Entries from a dataset:

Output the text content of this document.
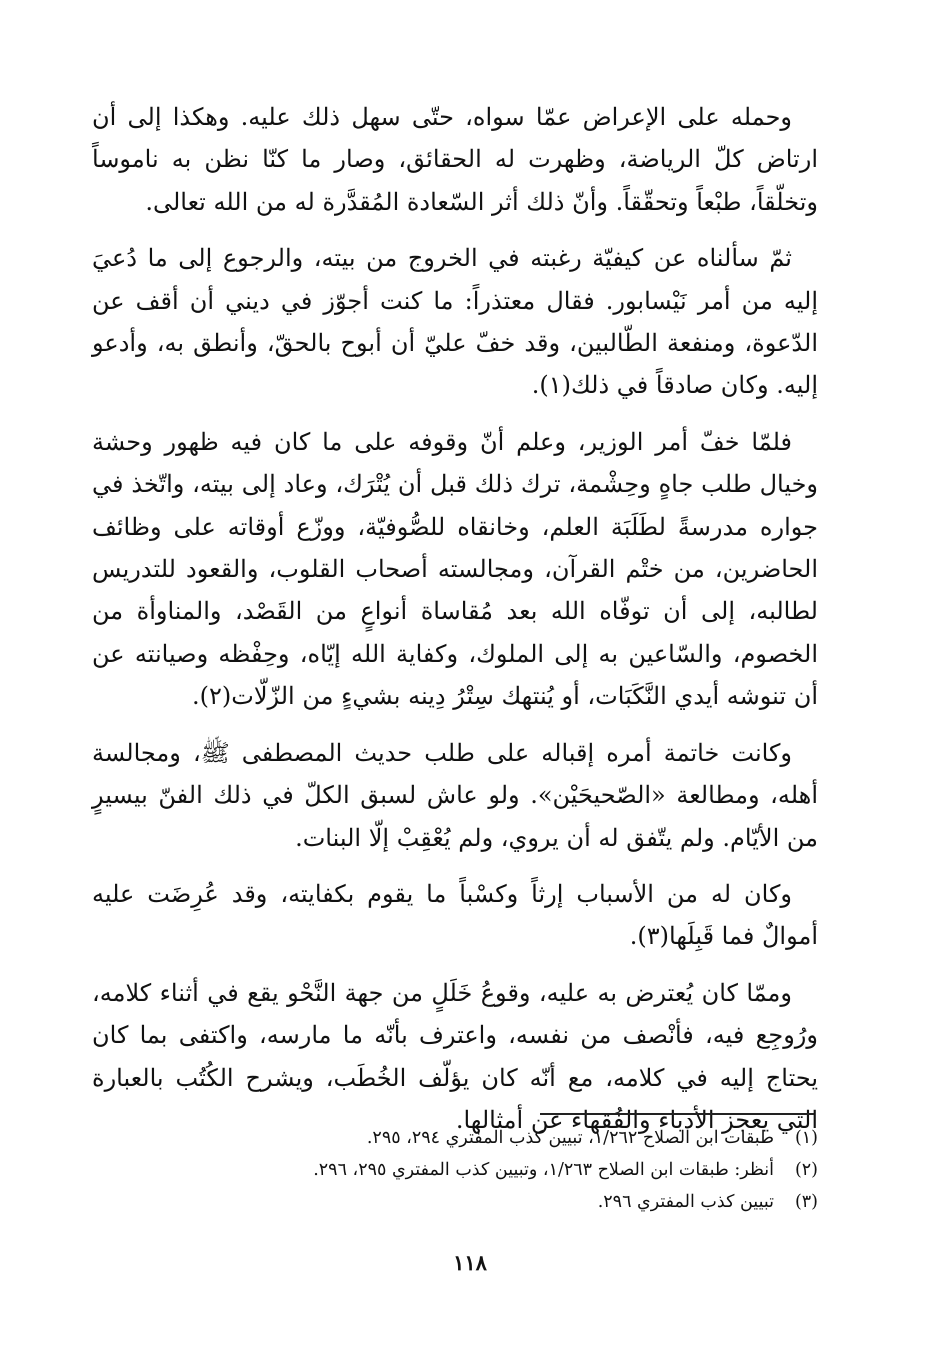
وحمله على الإعراض عمّا سواه، حتّى سهل ذلك عليه. وهكذا إلى أن ارتاض كلّ الرياضة، وظهرت له الحقائق، وصار ما كنّا نظن به ناموساً وتخلّقاً، طبْعاً وتحقّقاً. وأنّ ذلك أثر السّعادة المُقدَّرة له من الله تعالى.

ثمّ سألناه عن كيفيّة رغبته في الخروج من بيته، والرجوع إلى ما دُعيَ إليه من أمر نَيْسابور. فقال معتذراً: ما كنت أجوّز في ديني أن أقف عن الدّعوة، ومنفعة الطّالبين، وقد خفّ عليّ أن أبوح بالحقّ، وأنطق به، وأدعو إليه. وكان صادقاً في ذلك(١).

فلمّا خفّ أمر الوزير، وعلم أنّ وقوفه على ما كان فيه ظهور وحشة وخيال طلب جاهٍ وحِشْمة، ترك ذلك قبل أن يُتْرَك، وعاد إلى بيته، واتّخذ في جواره مدرسةً لطَلَبَة العلم، وخانقاه للصُّوفيّة، ووزّع أوقاته على وظائف الحاضرين، من ختْم القرآن، ومجالسته أصحاب القلوب، والقعود للتدريس لطالبه، إلى أن توفّاه الله بعد مُقاساة أنواعٍ من القَصْد، والمناوأة من الخصوم، والسّاعين به إلى الملوك، وكفاية الله إيّاه، وحِفْظه وصيانته عن أن تنوشه أيدي النَّكَبَات، أو يُنتهك سِتْرُ دِينه بشيءٍ من الزّلّات(٢).

وكانت خاتمة أمره إقباله على طلب حديث المصطفى ﷺ، ومجالسة أهله، ومطالعة «الصّحيحَيْن». ولو عاش لسبق الكلّ في ذلك الفنّ بيسيرٍ من الأيّام. ولم يتّفق له أن يروي، ولم يُعْقِبْ إلّا البنات.

وكان له من الأسباب إرثاً وكسْباً ما يقوم بكفايته، وقد عُرِضَت عليه أموالٌ فما قَبِلَها(٣).

وممّا كان يُعترض به عليه، وقوعُ خَلَلٍ من جهة النَّحْو يقع في أثناء كلامه، ورُوجِع فيه، فأنْصف من نفسه، واعترف بأنّه ما مارسه، واكتفى بما كان يحتاج إليه في كلامه، مع أنّه كان يؤلّف الخُطَب، ويشرح الكُتُب بالعبارة التي يعجز الأدباء والفُقهاء عن أمثالها.

(١)طبقات ابن الصلاح ١/٢٦٢، تبيين كذب المفتري ٢٩٤، ٢٩٥.

(٢)أنظر: طبقات ابن الصلاح ١/٢٦٣، وتبيين كذب المفتري ٢٩٥، ٢٩٦.

(٣)تبيين كذب المفتري ٢٩٦.

١١٨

- Exercise directions -
Where a line contains "إليه", copy that line.

- Exercise answer -
ثمّ سألناه عن كيفيّة رغبته في الخروج من بيته، والرجوع إلى ما دُعيَ إليه من أمر نَيْسابور. فقال معتذراً: ما كنت أجوّز في ديني أن أقف عن الدّعوة، ومنفعة الطّالبين، وقد خفّ عليّ أن أبوح بالحقّ، وأنطق به، وأدعو إليه. وكان صادقاً في ذلك(١).
وممّا كان يُعترض به عليه، وقوعُ خَلَلٍ من جهة النَّحْو يقع في أثناء كلامه، ورُوجِع فيه، فأنْصف من نفسه، واعترف بأنّه ما مارسه، واكتفى بما كان يحتاج إليه في كلامه، مع أنّه كان يؤلّف الخُطَب، ويشرح الكُتُب بالعبارة التي يعجز الأدباء والفُقهاء عن أمثالها.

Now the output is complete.